> **Task requirements**: From the listing below, extract each line containing the string "Information".
•••••
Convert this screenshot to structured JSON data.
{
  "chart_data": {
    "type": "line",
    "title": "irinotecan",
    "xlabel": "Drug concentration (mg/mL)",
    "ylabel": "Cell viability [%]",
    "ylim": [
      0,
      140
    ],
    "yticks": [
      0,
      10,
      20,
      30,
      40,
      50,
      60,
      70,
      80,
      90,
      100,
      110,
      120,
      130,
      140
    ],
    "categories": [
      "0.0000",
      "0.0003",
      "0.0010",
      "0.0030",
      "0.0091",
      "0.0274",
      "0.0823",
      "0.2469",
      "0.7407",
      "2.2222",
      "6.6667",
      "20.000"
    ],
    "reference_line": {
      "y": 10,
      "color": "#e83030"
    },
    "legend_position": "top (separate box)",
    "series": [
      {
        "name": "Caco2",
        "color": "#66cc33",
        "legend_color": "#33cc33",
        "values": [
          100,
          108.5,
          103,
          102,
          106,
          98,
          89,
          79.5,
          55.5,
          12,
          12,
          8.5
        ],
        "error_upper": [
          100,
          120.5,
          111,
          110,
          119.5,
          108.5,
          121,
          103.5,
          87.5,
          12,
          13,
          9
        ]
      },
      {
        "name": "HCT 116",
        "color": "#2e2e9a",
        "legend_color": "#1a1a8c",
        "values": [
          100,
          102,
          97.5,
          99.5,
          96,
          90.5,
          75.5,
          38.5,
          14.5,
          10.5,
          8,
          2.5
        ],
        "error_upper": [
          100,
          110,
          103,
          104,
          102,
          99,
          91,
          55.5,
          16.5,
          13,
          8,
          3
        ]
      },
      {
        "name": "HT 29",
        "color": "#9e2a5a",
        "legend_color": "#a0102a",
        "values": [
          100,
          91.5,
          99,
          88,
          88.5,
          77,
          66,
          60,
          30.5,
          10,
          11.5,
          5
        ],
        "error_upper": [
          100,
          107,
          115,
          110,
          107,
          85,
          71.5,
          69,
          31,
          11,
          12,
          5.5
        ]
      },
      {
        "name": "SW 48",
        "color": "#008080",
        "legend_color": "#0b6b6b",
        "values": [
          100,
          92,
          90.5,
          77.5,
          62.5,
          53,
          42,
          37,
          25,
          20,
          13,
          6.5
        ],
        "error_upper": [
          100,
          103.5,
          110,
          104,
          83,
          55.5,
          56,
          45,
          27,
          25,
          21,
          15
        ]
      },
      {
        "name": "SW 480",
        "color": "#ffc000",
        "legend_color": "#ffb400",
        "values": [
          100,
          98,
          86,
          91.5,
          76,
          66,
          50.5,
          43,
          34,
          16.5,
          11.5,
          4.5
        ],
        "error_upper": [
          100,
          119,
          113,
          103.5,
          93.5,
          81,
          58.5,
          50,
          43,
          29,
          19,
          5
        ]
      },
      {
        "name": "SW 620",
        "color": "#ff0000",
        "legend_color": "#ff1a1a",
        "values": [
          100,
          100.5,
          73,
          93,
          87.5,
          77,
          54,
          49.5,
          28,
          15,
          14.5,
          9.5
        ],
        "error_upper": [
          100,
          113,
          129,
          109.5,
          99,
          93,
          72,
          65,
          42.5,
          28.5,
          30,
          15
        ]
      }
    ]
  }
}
•••••
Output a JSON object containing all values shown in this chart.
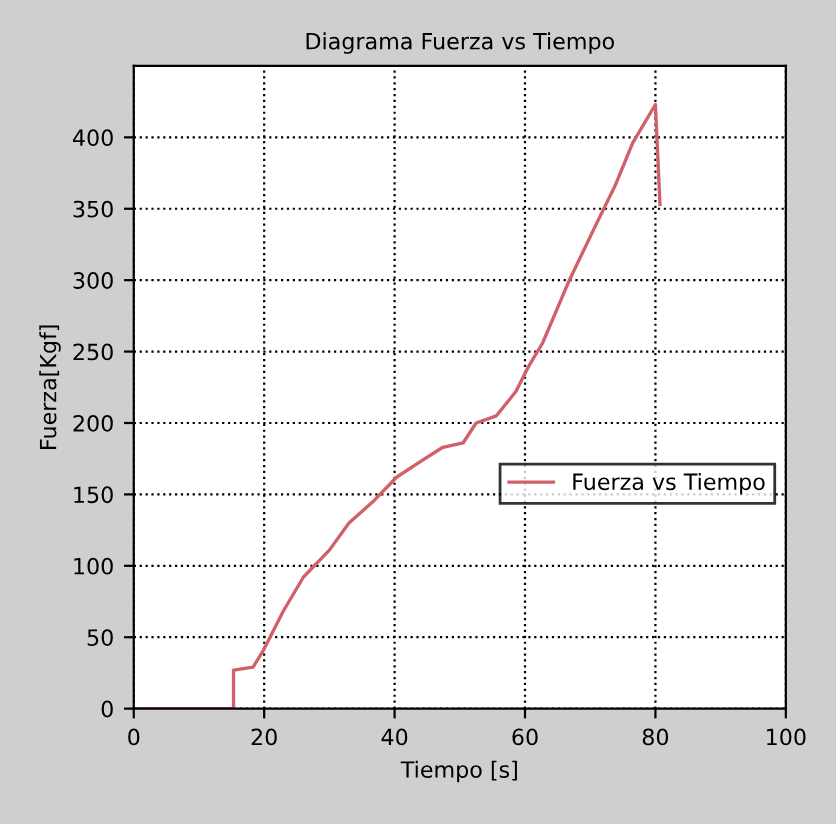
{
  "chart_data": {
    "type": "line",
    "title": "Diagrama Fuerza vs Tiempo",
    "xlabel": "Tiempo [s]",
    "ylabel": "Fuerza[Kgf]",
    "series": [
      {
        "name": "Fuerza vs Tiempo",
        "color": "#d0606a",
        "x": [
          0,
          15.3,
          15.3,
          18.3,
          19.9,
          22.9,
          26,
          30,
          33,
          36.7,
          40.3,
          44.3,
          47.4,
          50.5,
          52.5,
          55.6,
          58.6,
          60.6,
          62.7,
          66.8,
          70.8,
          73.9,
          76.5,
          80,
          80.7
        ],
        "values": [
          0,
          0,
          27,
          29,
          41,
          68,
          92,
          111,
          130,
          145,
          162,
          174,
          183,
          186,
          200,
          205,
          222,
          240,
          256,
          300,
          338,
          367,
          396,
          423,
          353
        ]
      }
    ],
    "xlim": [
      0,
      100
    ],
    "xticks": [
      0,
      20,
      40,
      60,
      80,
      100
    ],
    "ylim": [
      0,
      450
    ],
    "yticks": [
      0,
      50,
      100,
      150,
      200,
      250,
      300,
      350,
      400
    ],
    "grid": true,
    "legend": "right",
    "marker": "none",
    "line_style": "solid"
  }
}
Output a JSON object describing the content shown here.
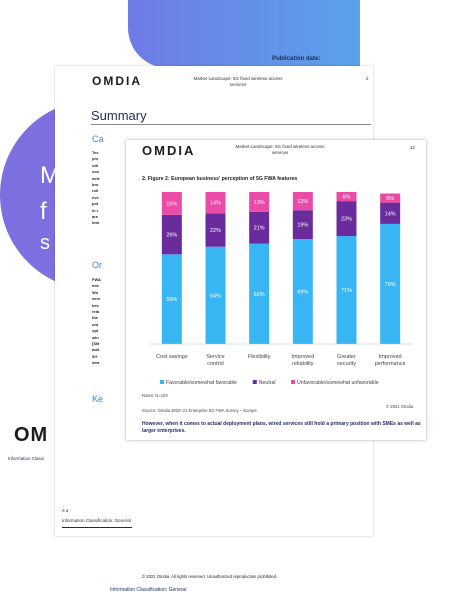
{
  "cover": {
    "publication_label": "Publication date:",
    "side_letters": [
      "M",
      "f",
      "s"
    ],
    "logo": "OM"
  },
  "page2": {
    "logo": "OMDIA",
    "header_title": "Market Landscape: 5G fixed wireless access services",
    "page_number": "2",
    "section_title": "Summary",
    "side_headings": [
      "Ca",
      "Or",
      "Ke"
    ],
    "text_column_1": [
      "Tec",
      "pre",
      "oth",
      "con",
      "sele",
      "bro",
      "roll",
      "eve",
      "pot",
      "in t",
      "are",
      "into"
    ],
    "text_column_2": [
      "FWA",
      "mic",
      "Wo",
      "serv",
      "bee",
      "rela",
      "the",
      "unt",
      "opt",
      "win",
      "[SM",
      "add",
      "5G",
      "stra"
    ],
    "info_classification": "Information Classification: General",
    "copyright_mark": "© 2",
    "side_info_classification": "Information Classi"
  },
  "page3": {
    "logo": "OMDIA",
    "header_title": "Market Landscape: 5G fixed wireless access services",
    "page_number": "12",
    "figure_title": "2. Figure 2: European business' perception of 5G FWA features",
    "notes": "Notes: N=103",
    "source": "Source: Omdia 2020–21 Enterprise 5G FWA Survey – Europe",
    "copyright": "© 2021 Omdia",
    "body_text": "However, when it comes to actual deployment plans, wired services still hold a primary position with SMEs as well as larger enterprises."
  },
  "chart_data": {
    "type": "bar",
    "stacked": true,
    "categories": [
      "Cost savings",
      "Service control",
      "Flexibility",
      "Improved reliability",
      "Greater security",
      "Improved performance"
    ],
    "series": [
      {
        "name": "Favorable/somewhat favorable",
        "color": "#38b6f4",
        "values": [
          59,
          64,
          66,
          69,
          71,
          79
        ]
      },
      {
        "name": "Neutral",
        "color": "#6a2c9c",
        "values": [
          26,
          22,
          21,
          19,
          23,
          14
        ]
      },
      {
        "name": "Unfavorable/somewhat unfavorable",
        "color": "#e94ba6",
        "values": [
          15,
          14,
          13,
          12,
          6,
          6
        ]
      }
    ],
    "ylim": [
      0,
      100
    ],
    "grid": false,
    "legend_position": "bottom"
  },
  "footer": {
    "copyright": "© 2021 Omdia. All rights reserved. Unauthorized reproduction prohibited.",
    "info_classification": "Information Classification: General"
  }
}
•••••
> **Finished exercise**:
    "info_classification": "Information Classification: General",
    "side_info_classification": "Information Classi"
    "info_classification": "Information Classification: General"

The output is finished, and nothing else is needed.